*WHAT YOU NEED TO DO*
Locate every line that holds the string "Price" and copy it.
....
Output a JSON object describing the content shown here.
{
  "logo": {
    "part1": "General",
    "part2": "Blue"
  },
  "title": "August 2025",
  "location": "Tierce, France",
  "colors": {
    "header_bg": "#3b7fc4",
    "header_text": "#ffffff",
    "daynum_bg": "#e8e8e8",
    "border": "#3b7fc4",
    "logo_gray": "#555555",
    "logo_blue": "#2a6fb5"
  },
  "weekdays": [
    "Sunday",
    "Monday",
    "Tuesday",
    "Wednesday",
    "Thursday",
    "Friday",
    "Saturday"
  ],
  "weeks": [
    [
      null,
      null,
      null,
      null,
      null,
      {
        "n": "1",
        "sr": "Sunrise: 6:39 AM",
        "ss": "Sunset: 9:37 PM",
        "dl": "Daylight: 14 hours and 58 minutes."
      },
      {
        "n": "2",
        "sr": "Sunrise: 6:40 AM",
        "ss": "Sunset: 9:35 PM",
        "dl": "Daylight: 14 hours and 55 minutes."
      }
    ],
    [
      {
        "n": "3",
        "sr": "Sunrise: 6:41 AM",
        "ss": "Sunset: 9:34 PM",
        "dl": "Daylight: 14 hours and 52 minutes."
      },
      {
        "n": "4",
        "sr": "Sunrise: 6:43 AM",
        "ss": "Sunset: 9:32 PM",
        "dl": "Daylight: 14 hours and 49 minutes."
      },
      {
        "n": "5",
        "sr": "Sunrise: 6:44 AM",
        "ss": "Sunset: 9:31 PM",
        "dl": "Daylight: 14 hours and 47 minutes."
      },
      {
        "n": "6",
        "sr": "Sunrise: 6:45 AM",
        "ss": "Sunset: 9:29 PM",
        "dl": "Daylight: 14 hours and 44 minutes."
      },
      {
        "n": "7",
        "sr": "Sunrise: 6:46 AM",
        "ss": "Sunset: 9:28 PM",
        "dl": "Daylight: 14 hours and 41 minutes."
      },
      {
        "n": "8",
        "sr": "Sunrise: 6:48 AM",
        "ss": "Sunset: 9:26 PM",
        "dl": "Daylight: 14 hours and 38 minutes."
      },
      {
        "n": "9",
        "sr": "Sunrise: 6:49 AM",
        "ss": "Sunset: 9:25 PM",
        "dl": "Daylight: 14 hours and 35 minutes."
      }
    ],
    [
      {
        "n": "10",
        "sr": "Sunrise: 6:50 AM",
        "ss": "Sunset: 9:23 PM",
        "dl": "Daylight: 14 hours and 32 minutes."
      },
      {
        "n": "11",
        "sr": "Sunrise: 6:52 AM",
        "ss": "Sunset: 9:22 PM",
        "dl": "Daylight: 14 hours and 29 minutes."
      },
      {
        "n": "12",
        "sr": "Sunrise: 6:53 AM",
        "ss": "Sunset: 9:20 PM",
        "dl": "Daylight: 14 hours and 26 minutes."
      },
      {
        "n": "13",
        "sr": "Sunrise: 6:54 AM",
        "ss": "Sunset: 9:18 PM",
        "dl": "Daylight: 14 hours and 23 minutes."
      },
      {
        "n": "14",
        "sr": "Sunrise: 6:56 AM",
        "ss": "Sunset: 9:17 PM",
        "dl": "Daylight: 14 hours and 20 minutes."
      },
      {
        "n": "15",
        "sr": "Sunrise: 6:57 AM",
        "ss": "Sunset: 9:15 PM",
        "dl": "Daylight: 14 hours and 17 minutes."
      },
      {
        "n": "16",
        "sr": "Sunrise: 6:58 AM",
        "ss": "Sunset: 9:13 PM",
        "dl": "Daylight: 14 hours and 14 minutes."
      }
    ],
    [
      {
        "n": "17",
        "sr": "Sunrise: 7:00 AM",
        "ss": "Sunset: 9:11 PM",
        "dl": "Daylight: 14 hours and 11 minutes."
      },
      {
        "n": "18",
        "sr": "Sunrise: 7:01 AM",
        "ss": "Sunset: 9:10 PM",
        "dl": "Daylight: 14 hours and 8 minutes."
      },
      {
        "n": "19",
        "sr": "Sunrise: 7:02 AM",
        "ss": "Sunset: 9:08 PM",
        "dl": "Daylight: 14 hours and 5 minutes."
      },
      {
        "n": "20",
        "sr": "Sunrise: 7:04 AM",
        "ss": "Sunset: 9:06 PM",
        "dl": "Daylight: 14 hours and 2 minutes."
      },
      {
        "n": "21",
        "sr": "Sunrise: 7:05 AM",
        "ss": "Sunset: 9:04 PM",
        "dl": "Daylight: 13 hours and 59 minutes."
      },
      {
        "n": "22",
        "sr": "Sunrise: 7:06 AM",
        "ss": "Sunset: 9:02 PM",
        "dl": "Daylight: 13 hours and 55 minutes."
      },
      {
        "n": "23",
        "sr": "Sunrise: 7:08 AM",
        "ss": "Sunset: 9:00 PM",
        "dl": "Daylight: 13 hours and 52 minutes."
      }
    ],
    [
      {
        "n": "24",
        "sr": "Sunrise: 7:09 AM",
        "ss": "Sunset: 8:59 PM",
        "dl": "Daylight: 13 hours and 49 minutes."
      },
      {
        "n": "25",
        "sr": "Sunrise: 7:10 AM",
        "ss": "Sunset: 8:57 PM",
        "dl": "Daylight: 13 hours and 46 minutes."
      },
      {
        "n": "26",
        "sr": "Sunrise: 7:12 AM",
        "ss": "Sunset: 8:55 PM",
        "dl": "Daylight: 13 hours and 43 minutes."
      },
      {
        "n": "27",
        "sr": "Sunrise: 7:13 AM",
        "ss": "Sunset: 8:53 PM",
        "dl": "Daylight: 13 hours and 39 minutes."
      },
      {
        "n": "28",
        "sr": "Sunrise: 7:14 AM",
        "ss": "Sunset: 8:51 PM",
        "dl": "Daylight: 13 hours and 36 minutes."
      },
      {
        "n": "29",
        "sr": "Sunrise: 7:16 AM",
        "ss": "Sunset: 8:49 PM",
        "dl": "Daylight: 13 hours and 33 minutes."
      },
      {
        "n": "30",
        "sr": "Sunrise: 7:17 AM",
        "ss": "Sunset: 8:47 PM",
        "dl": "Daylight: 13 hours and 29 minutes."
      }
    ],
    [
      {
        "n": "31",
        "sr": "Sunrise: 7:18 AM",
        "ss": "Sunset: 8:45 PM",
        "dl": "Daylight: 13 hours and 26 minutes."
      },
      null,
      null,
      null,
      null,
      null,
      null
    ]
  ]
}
....
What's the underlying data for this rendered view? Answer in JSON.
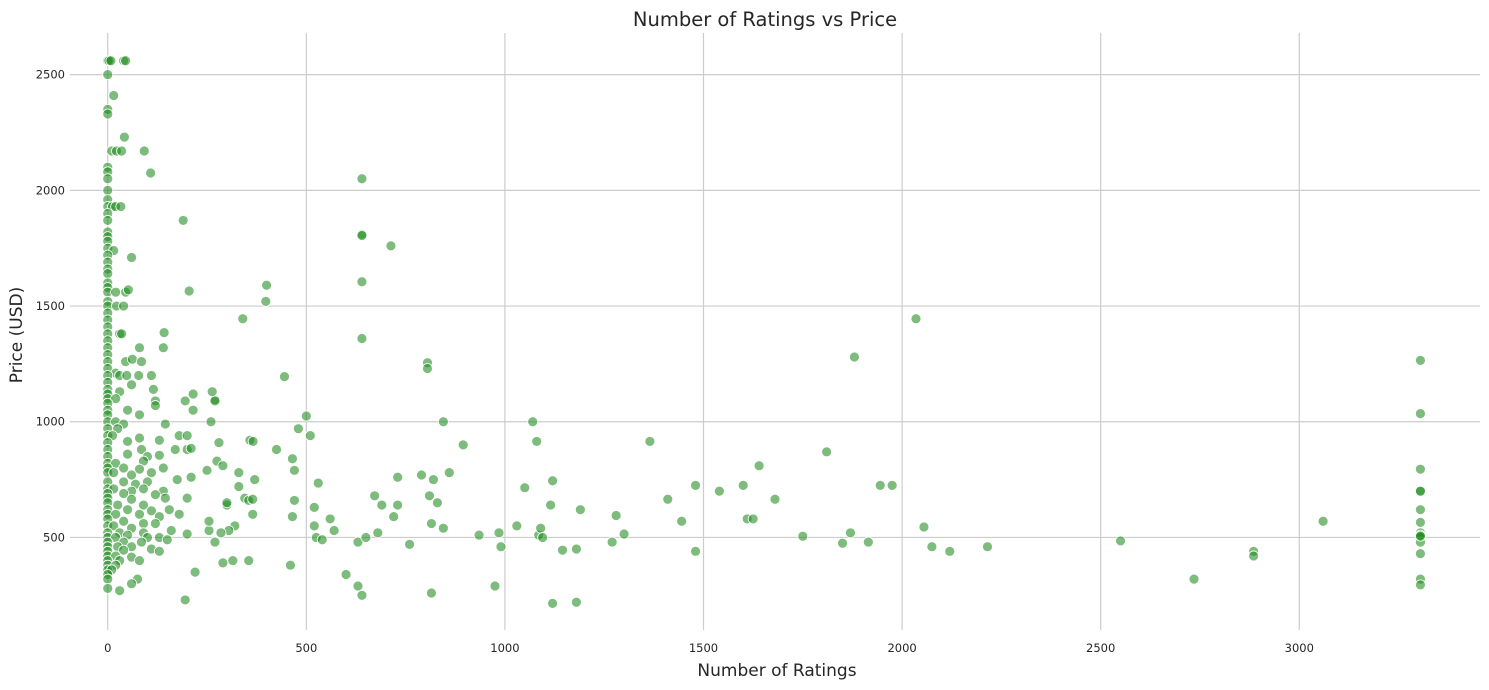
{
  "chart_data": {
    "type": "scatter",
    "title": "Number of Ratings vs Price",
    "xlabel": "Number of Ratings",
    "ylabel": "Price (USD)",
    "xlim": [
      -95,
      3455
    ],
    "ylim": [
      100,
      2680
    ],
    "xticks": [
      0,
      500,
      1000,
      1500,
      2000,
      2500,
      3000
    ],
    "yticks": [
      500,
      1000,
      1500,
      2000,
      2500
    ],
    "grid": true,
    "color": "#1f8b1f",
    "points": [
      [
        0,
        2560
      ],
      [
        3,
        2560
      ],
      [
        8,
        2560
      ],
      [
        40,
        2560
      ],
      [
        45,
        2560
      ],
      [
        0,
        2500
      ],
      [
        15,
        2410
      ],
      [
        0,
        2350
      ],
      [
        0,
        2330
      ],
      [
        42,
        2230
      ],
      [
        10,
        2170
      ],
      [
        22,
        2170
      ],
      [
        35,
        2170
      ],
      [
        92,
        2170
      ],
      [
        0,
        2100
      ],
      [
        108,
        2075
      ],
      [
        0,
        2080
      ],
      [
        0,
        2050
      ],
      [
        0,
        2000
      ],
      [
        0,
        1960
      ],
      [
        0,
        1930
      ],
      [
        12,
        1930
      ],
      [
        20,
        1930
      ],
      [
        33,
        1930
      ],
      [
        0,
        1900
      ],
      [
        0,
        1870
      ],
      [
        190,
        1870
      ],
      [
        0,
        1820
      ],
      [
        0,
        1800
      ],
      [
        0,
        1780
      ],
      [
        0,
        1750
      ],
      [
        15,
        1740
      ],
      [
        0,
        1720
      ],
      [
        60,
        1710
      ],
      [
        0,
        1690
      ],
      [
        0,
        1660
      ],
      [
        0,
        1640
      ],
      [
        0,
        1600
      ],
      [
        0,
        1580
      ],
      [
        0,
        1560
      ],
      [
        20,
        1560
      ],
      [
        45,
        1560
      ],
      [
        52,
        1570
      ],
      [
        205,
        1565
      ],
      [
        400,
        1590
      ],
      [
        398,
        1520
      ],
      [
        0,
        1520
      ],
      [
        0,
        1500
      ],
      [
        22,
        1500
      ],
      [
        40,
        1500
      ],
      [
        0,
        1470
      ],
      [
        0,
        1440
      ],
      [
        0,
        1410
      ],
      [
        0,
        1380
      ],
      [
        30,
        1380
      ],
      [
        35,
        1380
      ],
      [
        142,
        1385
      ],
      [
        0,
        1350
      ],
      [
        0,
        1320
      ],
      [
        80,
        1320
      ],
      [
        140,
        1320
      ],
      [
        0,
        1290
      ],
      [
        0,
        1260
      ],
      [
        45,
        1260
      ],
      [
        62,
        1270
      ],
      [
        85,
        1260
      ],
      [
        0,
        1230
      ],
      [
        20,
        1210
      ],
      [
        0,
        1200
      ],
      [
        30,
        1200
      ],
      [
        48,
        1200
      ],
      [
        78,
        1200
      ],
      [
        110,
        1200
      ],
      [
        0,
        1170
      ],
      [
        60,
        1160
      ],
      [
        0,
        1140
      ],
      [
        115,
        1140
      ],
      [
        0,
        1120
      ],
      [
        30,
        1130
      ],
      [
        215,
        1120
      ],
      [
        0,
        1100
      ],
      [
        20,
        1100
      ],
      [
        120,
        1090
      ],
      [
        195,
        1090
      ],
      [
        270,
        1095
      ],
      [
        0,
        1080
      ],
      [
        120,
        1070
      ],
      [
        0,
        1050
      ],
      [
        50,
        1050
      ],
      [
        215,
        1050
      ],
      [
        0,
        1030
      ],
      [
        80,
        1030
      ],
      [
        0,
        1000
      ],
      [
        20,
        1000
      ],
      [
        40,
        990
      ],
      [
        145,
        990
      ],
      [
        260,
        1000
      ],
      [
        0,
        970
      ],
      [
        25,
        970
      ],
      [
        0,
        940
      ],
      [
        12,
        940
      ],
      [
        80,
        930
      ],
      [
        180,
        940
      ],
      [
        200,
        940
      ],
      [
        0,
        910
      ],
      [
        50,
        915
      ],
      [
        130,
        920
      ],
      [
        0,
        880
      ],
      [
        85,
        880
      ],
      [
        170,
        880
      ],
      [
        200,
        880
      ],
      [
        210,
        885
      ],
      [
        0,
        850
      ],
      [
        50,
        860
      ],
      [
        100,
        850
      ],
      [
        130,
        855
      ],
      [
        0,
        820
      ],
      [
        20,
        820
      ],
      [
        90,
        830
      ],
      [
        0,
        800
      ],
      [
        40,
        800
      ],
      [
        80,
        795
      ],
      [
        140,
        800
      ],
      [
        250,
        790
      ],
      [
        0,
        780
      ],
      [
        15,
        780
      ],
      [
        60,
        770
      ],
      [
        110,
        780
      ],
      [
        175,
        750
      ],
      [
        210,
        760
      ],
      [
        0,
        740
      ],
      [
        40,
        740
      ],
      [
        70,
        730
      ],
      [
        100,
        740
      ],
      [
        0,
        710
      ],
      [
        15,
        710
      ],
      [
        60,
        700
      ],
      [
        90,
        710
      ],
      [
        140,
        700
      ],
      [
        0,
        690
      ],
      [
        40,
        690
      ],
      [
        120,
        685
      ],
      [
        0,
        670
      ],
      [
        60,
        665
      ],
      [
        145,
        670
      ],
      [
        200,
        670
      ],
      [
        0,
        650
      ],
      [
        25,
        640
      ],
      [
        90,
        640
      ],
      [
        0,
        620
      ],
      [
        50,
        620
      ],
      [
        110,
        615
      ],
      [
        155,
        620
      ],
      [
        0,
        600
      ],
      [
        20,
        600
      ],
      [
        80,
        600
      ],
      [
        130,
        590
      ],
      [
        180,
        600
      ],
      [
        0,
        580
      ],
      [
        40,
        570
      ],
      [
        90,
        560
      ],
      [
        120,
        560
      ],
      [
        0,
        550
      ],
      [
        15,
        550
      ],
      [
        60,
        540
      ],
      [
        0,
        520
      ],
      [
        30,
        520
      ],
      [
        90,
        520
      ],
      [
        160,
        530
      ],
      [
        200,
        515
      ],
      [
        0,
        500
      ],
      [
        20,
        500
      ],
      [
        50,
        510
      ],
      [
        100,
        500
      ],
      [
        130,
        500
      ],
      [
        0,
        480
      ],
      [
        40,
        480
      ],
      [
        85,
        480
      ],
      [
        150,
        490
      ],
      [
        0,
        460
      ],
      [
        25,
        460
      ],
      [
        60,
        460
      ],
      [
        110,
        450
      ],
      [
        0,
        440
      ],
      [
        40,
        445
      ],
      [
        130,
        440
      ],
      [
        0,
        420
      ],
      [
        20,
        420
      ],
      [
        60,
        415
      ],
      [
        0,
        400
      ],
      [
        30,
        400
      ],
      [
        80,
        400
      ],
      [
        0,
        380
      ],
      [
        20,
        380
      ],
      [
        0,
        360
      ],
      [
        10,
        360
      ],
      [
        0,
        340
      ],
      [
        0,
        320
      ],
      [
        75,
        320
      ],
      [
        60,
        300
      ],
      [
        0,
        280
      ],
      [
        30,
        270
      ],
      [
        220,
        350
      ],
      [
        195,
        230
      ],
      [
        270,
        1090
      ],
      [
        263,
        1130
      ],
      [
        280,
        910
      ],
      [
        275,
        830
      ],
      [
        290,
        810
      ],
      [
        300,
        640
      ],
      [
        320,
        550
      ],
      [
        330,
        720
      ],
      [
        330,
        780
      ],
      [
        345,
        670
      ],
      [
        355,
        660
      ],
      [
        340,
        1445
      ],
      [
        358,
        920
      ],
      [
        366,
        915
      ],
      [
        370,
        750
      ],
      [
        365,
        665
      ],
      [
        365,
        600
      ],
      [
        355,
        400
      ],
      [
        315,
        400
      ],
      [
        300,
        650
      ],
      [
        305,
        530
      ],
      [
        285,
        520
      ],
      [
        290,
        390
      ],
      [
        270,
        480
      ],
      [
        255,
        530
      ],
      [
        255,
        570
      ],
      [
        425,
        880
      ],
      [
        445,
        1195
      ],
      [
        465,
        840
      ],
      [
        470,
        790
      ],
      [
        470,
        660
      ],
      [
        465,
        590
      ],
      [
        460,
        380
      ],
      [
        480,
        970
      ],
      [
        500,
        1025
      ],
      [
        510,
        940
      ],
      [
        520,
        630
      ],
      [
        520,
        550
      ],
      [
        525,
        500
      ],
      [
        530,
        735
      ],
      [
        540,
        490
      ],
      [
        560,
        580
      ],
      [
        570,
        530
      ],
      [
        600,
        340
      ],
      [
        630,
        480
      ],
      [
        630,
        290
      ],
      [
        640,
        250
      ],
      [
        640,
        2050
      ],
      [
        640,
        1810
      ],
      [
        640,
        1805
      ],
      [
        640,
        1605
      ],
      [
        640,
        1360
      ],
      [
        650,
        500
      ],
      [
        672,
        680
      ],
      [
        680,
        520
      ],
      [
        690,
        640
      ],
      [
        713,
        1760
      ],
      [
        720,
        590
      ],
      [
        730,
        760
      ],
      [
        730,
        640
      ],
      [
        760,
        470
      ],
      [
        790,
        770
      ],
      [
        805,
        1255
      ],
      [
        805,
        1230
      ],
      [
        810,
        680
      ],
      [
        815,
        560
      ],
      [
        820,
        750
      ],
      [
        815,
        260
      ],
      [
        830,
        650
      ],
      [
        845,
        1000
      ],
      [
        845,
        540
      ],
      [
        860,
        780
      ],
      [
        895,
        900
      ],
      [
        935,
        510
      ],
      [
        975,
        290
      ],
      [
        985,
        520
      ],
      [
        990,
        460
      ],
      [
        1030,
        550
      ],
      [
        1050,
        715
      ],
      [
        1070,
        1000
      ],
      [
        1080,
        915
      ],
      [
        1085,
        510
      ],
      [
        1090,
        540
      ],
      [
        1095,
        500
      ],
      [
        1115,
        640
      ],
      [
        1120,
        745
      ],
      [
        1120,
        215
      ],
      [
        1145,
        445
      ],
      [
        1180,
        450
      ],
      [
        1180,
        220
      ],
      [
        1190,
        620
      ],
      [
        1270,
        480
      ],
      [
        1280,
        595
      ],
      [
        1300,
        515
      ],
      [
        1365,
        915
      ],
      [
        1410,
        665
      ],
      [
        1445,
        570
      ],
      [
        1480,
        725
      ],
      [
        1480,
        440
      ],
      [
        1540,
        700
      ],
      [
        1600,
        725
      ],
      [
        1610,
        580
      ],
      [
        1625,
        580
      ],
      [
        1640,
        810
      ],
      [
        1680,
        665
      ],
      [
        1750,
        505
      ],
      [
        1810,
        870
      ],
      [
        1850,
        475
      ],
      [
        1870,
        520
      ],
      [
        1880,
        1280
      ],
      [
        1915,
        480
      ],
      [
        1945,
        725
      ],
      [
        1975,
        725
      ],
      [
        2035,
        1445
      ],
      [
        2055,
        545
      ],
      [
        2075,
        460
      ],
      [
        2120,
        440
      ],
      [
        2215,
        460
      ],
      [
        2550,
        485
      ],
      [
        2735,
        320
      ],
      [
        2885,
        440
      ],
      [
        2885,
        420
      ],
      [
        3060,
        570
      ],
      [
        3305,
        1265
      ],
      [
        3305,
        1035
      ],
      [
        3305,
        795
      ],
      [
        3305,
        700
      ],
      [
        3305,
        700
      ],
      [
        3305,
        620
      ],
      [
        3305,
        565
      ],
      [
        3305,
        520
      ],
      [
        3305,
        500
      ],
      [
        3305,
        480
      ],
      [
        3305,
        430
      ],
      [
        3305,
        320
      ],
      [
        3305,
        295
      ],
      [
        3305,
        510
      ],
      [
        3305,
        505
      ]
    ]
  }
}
....
*SOLUTION BELOW*
    "title": "Number of Ratings vs Price",
    "ylabel": "Price (USD)",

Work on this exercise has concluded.